== Material provided ==
========================================

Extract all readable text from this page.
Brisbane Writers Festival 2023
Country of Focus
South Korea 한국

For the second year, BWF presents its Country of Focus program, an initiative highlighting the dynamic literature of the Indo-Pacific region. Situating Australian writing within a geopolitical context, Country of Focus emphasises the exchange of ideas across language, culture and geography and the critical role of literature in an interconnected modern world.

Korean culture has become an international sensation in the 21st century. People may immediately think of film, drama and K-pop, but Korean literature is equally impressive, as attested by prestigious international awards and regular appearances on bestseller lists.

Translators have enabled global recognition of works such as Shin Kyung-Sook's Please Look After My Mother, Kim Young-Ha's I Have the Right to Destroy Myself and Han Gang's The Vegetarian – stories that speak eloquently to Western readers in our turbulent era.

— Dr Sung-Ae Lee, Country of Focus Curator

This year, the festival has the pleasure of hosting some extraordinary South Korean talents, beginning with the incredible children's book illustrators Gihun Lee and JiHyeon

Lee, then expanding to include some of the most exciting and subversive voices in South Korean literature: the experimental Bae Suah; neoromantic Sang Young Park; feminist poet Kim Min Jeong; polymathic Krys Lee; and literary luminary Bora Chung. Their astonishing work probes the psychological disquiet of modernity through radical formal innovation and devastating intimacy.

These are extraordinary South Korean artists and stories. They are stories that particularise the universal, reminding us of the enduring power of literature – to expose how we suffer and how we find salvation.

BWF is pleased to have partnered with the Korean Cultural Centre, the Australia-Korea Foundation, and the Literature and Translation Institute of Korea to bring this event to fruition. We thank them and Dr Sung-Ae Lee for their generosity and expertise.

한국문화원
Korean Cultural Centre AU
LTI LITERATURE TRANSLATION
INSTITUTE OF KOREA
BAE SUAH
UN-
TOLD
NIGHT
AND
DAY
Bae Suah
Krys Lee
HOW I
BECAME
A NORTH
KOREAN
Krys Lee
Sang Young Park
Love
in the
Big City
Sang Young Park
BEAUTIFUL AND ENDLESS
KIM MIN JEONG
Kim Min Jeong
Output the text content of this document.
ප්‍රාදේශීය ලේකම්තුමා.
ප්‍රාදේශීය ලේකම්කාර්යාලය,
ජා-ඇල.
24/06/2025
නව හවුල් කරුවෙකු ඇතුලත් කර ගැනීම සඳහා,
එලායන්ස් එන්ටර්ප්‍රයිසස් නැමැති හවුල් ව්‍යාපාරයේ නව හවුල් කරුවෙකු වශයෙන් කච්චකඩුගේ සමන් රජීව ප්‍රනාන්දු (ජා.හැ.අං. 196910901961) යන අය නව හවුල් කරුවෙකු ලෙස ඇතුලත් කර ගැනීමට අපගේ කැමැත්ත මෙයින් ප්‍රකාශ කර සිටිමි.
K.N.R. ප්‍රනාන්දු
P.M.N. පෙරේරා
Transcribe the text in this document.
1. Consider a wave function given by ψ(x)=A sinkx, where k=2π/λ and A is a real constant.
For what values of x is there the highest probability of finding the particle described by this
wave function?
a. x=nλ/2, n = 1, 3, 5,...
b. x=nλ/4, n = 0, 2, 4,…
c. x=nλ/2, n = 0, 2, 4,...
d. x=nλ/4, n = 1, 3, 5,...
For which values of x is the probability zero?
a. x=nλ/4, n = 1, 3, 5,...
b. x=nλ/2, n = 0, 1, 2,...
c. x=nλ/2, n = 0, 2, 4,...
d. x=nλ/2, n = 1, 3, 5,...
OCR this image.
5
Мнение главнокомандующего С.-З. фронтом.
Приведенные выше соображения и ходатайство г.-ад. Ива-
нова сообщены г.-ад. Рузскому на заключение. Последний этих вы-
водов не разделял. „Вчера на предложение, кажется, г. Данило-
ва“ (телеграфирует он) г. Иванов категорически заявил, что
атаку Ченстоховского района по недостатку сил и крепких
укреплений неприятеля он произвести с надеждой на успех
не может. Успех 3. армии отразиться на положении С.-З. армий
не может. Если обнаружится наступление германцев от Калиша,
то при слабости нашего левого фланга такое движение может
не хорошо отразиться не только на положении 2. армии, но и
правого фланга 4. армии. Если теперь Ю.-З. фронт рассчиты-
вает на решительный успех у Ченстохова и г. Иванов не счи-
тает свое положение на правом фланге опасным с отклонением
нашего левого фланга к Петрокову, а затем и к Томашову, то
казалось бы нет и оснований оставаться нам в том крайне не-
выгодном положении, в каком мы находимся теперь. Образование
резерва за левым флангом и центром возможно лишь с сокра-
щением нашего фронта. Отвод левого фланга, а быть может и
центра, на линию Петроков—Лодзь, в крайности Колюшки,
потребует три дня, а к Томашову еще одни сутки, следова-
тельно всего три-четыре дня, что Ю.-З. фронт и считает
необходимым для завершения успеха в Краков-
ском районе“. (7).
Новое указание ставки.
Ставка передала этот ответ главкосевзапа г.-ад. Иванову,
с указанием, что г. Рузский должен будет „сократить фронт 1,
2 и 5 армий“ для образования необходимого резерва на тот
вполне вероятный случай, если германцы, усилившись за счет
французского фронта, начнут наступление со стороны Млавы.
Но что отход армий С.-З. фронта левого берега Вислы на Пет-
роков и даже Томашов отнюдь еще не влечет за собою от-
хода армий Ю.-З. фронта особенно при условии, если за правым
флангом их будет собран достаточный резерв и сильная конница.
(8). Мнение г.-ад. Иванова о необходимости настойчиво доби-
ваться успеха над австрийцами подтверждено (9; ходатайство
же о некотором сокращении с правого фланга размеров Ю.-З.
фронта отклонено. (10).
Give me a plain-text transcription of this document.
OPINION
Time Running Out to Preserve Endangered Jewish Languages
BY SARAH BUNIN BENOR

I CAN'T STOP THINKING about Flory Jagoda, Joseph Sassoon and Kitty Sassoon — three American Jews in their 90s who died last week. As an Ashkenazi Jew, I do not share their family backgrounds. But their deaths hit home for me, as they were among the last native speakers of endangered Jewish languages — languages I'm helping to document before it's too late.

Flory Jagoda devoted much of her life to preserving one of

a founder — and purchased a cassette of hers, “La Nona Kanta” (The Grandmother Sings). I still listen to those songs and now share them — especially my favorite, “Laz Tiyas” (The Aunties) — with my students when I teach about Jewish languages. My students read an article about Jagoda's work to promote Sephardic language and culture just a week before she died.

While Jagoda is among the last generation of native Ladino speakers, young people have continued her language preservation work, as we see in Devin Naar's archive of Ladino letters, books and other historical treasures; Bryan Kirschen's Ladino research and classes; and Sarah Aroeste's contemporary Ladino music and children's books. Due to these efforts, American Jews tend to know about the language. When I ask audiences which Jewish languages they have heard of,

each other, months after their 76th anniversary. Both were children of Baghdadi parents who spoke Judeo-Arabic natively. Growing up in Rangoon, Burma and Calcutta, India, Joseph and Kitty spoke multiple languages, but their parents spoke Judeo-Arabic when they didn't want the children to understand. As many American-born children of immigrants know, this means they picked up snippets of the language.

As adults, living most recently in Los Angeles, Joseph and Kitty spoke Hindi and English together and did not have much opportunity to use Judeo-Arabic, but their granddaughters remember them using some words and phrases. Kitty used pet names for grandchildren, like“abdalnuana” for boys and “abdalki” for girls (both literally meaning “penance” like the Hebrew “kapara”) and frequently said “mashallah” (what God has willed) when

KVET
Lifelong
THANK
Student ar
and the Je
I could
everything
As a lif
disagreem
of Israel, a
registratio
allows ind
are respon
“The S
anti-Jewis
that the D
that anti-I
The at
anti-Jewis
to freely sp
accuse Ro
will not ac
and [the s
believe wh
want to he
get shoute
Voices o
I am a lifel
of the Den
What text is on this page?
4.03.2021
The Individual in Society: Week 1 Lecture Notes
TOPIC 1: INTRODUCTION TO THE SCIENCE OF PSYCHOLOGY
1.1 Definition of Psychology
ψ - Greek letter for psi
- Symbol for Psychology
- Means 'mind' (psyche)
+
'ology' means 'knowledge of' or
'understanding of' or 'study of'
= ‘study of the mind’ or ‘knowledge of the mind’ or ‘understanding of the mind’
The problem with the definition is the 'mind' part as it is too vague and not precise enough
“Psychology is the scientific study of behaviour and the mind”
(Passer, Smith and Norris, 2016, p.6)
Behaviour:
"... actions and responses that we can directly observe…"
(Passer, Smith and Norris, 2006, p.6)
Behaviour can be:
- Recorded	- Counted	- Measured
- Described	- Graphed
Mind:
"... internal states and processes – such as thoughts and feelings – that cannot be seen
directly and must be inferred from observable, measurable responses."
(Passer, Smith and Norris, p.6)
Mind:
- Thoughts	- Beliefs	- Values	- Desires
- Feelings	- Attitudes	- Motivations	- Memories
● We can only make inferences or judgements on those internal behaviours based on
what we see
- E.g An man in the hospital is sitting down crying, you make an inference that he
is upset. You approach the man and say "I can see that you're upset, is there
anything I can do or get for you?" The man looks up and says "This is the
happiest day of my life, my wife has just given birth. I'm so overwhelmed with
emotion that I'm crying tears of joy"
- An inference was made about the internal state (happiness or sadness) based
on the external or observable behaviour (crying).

========================================

== Goal of the exercise ==
Only a number is wanted: how many lines of the material above hold "левого"?

== Answer for this exercise ==
4